Stored data

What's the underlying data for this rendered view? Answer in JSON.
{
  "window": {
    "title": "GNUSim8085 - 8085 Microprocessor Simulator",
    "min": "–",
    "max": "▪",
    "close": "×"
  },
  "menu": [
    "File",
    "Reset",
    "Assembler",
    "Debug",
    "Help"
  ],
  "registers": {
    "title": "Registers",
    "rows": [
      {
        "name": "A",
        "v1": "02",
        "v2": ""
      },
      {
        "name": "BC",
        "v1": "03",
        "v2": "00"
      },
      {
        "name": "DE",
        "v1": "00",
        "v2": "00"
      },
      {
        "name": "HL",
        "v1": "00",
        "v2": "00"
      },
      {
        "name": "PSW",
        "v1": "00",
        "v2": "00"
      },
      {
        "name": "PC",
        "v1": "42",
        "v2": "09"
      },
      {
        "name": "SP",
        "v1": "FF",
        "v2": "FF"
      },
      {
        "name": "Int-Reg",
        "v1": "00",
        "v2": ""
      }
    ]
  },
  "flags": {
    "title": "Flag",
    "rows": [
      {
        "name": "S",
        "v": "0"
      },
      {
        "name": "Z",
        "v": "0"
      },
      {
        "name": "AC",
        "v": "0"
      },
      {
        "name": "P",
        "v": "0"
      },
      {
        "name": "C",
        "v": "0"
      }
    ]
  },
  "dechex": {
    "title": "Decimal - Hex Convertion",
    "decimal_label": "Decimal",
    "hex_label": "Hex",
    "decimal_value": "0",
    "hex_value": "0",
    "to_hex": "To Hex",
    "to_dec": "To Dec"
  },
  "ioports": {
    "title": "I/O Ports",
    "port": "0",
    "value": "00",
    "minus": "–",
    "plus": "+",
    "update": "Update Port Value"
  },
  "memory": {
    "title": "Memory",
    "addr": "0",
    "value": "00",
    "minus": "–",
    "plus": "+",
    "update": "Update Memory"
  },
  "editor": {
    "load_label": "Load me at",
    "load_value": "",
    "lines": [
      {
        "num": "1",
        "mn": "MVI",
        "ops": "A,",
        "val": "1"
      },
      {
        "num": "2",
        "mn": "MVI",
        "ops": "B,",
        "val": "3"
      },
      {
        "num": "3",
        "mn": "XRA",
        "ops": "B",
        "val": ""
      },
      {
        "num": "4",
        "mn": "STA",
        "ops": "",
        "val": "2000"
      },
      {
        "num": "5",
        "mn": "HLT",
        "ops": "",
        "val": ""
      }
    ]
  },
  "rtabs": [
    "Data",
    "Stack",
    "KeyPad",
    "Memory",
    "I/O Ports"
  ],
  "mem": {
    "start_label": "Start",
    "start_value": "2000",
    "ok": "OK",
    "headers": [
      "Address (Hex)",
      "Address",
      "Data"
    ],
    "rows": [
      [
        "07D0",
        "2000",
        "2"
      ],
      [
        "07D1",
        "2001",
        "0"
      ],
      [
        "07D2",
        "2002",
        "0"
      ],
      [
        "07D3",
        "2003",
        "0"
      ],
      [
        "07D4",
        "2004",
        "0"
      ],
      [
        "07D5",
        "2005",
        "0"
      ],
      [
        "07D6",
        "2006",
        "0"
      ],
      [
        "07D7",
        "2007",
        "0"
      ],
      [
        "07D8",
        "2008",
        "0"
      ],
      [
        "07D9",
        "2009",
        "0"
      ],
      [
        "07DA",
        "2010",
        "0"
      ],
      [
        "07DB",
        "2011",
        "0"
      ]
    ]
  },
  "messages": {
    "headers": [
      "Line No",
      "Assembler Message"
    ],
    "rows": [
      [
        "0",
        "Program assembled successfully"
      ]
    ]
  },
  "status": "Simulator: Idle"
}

▶ [YOUR OBJECTIVE] Copy out each line of the records where the string "update" appears.

▶ [RESULT]
    "update": "Update Port Value"
    "update": "Update Memory"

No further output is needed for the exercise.